--- PROBLEM REQUIREMENTS ---
Transcribe every line of the records verbatim.

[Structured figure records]
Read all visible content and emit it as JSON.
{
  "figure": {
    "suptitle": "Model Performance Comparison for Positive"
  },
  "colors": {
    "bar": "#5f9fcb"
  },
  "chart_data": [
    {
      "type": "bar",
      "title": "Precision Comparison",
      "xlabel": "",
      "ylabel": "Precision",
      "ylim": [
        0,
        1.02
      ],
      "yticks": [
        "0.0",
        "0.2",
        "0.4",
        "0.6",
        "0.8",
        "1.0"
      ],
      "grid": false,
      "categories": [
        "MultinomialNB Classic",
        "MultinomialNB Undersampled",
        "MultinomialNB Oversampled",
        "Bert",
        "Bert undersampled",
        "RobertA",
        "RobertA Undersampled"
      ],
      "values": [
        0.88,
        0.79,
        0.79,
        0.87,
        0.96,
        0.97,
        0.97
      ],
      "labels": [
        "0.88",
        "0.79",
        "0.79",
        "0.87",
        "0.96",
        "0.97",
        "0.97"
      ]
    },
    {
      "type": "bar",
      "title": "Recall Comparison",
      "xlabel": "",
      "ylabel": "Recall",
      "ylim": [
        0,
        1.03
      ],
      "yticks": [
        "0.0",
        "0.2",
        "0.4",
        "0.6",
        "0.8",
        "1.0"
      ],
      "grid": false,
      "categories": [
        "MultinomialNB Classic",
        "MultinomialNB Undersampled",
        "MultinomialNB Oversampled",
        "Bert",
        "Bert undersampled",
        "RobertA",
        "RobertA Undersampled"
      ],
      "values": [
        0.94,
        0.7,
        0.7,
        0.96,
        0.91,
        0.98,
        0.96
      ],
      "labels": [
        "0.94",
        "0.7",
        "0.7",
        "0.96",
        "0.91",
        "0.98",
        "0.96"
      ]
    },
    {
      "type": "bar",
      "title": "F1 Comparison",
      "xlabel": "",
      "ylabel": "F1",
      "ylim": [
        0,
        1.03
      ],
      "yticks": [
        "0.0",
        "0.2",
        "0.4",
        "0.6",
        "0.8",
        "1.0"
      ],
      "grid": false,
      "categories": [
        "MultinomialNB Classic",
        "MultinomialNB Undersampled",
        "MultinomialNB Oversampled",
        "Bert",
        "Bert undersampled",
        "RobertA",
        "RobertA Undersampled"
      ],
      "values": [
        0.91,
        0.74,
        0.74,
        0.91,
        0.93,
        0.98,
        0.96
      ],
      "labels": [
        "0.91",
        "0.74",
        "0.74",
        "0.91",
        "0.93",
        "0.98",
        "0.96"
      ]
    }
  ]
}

--- EXERCISE RESPONSE ---
Read all visible content and emit it as JSON.
{
  "figure": {
    "suptitle": "Model Performance Comparison for Positive"
  },
  "colors": {
    "bar": "#5f9fcb"
  },
  "chart_data": [
    {
      "type": "bar",
      "title": "Precision Comparison",
      "xlabel": "",
      "ylabel": "Precision",
      "ylim": [
        0,
        1.02
      ],
      "yticks": [
        "0.0",
        "0.2",
        "0.4",
        "0.6",
        "0.8",
        "1.0"
      ],
      "grid": false,
      "categories": [
        "MultinomialNB Classic",
        "MultinomialNB Undersampled",
        "MultinomialNB Oversampled",
        "Bert",
        "Bert undersampled",
        "RobertA",
        "RobertA Undersampled"
      ],
      "values": [
        0.88,
        0.79,
        0.79,
        0.87,
        0.96,
        0.97,
        0.97
      ],
      "labels": [
        "0.88",
        "0.79",
        "0.79",
        "0.87",
        "0.96",
        "0.97",
        "0.97"
      ]
    },
    {
      "type": "bar",
      "title": "Recall Comparison",
      "xlabel": "",
      "ylabel": "Recall",
      "ylim": [
        0,
        1.03
      ],
      "yticks": [
        "0.0",
        "0.2",
        "0.4",
        "0.6",
        "0.8",
        "1.0"
      ],
      "grid": false,
      "categories": [
        "MultinomialNB Classic",
        "MultinomialNB Undersampled",
        "MultinomialNB Oversampled",
        "Bert",
        "Bert undersampled",
        "RobertA",
        "RobertA Undersampled"
      ],
      "values": [
        0.94,
        0.7,
        0.7,
        0.96,
        0.91,
        0.98,
        0.96
      ],
      "labels": [
        "0.94",
        "0.7",
        "0.7",
        "0.96",
        "0.91",
        "0.98",
        "0.96"
      ]
    },
    {
      "type": "bar",
      "title": "F1 Comparison",
      "xlabel": "",
      "ylabel": "F1",
      "ylim": [
        0,
        1.03
      ],
      "yticks": [
        "0.0",
        "0.2",
        "0.4",
        "0.6",
        "0.8",
        "1.0"
      ],
      "grid": false,
      "categories": [
        "MultinomialNB Classic",
        "MultinomialNB Undersampled",
        "MultinomialNB Oversampled",
        "Bert",
        "Bert undersampled",
        "RobertA",
        "RobertA Undersampled"
      ],
      "values": [
        0.91,
        0.74,
        0.74,
        0.91,
        0.93,
        0.98,
        0.96
      ],
      "labels": [
        "0.91",
        "0.74",
        "0.74",
        "0.91",
        "0.93",
        "0.98",
        "0.96"
      ]
    }
  ]
}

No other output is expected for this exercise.